**THE PROBLEM**
Report all lines from the entries below in which "Prompt" appears.

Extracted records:
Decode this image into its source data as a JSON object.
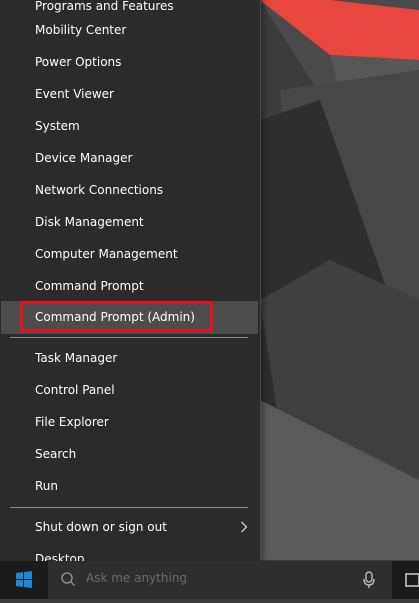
{
  "menu": {
    "items_top": [
      {
        "label": "Programs and Features"
      },
      {
        "label": "Mobility Center"
      },
      {
        "label": "Power Options"
      },
      {
        "label": "Event Viewer"
      },
      {
        "label": "System"
      },
      {
        "label": "Device Manager"
      },
      {
        "label": "Network Connections"
      },
      {
        "label": "Disk Management"
      },
      {
        "label": "Computer Management"
      },
      {
        "label": "Command Prompt"
      },
      {
        "label": "Command Prompt (Admin)"
      }
    ],
    "items_middle": [
      {
        "label": "Task Manager"
      },
      {
        "label": "Control Panel"
      },
      {
        "label": "File Explorer"
      },
      {
        "label": "Search"
      },
      {
        "label": "Run"
      }
    ],
    "items_bottom": [
      {
        "label": "Shut down or sign out"
      },
      {
        "label": "Desktop"
      }
    ],
    "highlighted_item": "Command Prompt (Admin)",
    "submenu_icon": "chevron-right-icon"
  },
  "taskbar": {
    "search_placeholder": "Ask me anything",
    "icons": [
      "windows-logo-icon",
      "search-icon",
      "microphone-icon",
      "task-view-icon"
    ]
  },
  "colors": {
    "menu_bg": "#2b2b2b",
    "highlight_bg": "#4c4c4c",
    "annotation_red": "#e81123",
    "wallpaper_accent": "#e8473f"
  }
}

**RESULT OF THE TASK**
        "label": "Command Prompt"
        "label": "Command Prompt (Admin)"
    "highlighted_item": "Command Prompt (Admin)",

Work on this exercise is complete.